From the material below, list every line containing "untitled".

# start of GIVEN ENTRIES

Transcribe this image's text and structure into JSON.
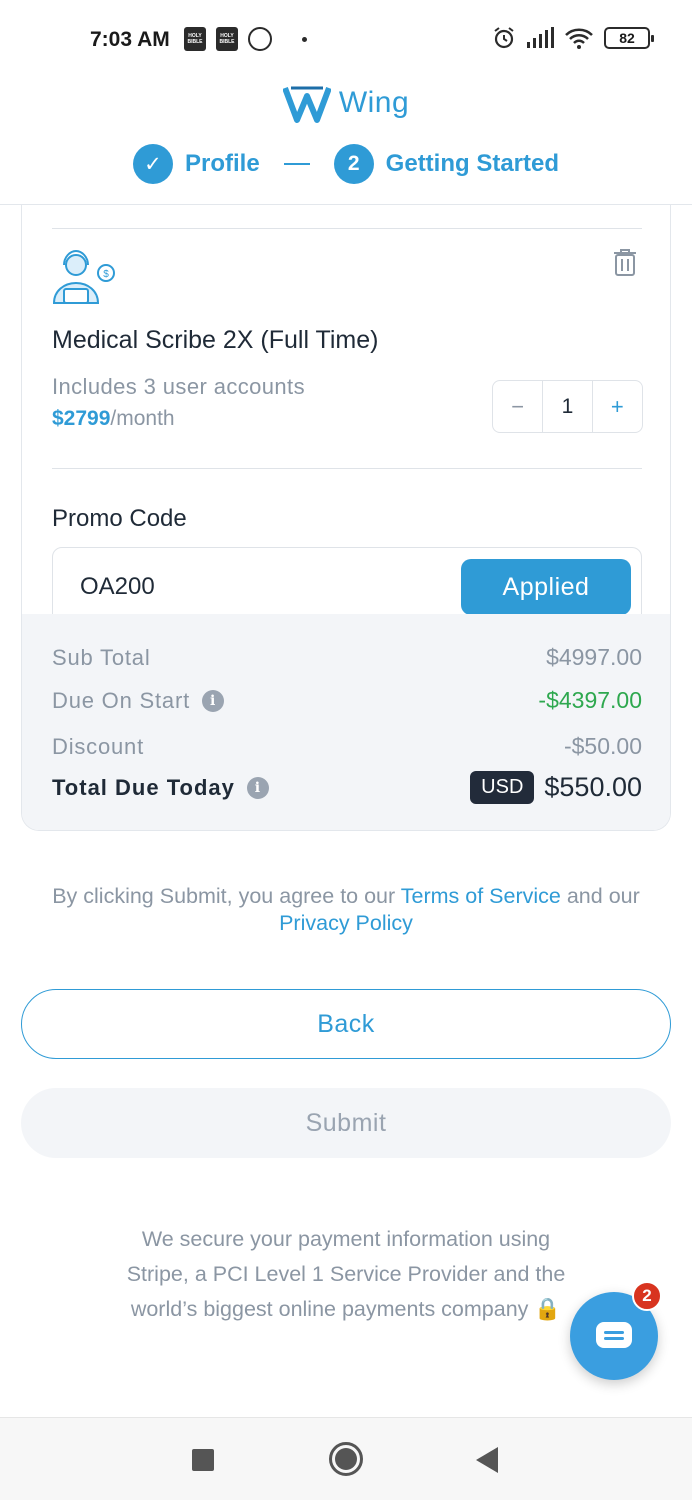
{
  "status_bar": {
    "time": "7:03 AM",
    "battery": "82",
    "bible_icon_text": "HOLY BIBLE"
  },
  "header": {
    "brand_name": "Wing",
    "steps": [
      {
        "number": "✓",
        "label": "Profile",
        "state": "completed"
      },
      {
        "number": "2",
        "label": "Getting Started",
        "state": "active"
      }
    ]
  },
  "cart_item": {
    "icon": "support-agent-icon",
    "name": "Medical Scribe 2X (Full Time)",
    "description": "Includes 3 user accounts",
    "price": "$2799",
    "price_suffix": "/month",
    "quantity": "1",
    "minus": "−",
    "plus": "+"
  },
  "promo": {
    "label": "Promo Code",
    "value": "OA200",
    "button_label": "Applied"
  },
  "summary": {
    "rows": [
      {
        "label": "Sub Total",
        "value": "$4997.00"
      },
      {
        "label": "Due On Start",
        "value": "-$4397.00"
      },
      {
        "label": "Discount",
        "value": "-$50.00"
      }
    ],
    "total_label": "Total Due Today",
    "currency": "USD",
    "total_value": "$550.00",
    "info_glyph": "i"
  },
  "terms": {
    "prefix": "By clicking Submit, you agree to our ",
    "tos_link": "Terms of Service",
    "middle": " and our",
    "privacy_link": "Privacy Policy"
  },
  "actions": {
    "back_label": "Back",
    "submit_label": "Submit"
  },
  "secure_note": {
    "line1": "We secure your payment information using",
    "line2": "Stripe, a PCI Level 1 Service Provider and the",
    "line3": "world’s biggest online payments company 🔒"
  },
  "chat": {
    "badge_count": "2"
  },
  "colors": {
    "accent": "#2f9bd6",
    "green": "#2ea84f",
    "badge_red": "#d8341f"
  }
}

# end of GIVEN ENTRIES
# start of GIVEN ENTRIES

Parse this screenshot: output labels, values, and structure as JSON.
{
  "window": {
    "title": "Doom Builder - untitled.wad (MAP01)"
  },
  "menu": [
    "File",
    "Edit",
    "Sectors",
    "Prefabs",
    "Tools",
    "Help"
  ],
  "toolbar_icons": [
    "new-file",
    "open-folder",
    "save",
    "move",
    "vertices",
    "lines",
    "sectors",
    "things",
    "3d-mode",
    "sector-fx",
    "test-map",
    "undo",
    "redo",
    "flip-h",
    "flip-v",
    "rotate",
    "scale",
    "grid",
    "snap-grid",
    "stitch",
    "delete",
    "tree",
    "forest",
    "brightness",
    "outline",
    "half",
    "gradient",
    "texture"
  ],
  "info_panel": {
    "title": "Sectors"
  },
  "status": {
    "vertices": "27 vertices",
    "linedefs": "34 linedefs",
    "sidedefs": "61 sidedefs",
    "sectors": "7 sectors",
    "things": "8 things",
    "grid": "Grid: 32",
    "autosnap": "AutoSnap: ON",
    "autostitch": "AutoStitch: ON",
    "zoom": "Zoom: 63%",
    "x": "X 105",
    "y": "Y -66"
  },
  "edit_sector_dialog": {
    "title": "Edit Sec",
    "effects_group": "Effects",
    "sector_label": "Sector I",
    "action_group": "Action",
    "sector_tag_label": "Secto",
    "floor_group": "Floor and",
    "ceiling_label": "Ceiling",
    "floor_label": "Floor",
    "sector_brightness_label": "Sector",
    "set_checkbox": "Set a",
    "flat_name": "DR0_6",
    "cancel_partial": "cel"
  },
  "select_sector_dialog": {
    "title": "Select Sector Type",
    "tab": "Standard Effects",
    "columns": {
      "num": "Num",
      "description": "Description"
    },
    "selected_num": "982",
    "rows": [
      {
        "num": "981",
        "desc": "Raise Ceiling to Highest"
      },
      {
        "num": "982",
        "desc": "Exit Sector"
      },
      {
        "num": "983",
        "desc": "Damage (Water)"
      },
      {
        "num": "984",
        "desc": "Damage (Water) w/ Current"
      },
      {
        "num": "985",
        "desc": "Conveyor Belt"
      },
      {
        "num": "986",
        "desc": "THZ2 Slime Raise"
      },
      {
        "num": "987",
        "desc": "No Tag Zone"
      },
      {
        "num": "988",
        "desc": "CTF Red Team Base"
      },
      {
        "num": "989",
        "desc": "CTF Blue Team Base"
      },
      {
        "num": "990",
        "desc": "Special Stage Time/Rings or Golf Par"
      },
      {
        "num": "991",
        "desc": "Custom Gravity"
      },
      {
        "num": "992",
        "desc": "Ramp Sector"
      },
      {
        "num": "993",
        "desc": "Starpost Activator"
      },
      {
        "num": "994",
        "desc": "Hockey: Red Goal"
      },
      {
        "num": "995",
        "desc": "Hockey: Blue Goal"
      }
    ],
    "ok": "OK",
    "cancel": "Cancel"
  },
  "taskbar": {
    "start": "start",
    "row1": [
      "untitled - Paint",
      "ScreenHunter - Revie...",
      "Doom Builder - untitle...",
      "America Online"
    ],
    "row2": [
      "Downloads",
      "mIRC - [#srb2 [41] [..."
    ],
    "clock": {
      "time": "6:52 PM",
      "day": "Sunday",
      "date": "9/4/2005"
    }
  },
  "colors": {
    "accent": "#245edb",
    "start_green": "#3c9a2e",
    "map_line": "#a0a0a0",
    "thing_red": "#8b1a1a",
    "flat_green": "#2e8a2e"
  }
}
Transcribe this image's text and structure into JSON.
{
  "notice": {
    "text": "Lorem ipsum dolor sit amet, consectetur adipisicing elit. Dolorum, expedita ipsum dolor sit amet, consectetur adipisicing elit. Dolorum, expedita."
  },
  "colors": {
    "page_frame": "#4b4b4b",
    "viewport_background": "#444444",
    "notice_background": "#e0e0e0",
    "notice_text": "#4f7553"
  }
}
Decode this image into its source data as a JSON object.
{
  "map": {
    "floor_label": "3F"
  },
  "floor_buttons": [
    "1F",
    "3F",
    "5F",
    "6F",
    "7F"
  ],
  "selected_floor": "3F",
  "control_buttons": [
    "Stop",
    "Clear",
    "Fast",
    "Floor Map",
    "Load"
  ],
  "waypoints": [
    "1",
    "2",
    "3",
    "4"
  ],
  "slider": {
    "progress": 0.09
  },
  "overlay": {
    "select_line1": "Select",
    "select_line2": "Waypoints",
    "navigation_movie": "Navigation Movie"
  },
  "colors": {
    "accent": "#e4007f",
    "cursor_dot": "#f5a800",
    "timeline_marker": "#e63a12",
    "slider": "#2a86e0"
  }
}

# end of GIVEN ENTRIES

* RESPONSE FOR THIS EXERCISE
    "title": "Doom Builder - untitled.wad (MAP01)"
      "untitled - Paint",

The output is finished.